Rows from a dataset
⁂

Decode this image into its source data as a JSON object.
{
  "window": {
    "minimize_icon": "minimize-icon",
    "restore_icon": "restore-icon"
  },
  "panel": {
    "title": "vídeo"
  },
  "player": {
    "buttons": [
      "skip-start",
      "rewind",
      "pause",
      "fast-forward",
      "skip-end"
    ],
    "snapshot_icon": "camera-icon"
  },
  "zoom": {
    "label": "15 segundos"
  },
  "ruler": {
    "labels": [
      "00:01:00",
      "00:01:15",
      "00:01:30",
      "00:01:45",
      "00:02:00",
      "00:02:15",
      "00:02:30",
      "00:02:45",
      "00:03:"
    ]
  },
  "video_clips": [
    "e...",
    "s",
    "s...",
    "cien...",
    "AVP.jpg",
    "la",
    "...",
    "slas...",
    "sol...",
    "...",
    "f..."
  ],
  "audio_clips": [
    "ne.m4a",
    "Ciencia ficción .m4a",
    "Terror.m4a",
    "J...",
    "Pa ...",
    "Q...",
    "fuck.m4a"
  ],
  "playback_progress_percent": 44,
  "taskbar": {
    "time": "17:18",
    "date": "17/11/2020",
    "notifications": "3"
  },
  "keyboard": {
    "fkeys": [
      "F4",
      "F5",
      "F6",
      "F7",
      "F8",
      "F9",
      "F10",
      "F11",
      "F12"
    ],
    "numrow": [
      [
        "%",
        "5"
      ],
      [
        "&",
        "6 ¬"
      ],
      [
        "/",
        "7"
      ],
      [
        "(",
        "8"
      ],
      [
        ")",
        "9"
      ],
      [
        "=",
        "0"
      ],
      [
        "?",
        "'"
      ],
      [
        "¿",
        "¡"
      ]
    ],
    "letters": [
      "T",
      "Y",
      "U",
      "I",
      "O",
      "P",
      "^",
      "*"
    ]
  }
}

⁂

▸ Instructions for the task
Reproduce each line verbatim.

▸ Finished task
Decode this image into its source data as a JSON object.
{
  "window": {
    "minimize_icon": "minimize-icon",
    "restore_icon": "restore-icon"
  },
  "panel": {
    "title": "vídeo"
  },
  "player": {
    "buttons": [
      "skip-start",
      "rewind",
      "pause",
      "fast-forward",
      "skip-end"
    ],
    "snapshot_icon": "camera-icon"
  },
  "zoom": {
    "label": "15 segundos"
  },
  "ruler": {
    "labels": [
      "00:01:00",
      "00:01:15",
      "00:01:30",
      "00:01:45",
      "00:02:00",
      "00:02:15",
      "00:02:30",
      "00:02:45",
      "00:03:"
    ]
  },
  "video_clips": [
    "e...",
    "s",
    "s...",
    "cien...",
    "AVP.jpg",
    "la",
    "...",
    "slas...",
    "sol...",
    "...",
    "f..."
  ],
  "audio_clips": [
    "ne.m4a",
    "Ciencia ficción .m4a",
    "Terror.m4a",
    "J...",
    "Pa ...",
    "Q...",
    "fuck.m4a"
  ],
  "playback_progress_percent": 44,
  "taskbar": {
    "time": "17:18",
    "date": "17/11/2020",
    "notifications": "3"
  },
  "keyboard": {
    "fkeys": [
      "F4",
      "F5",
      "F6",
      "F7",
      "F8",
      "F9",
      "F10",
      "F11",
      "F12"
    ],
    "numrow": [
      [
        "%",
        "5"
      ],
      [
        "&",
        "6 ¬"
      ],
      [
        "/",
        "7"
      ],
      [
        "(",
        "8"
      ],
      [
        ")",
        "9"
      ],
      [
        "=",
        "0"
      ],
      [
        "?",
        "'"
      ],
      [
        "¿",
        "¡"
      ]
    ],
    "letters": [
      "T",
      "Y",
      "U",
      "I",
      "O",
      "P",
      "^",
      "*"
    ]
  }
}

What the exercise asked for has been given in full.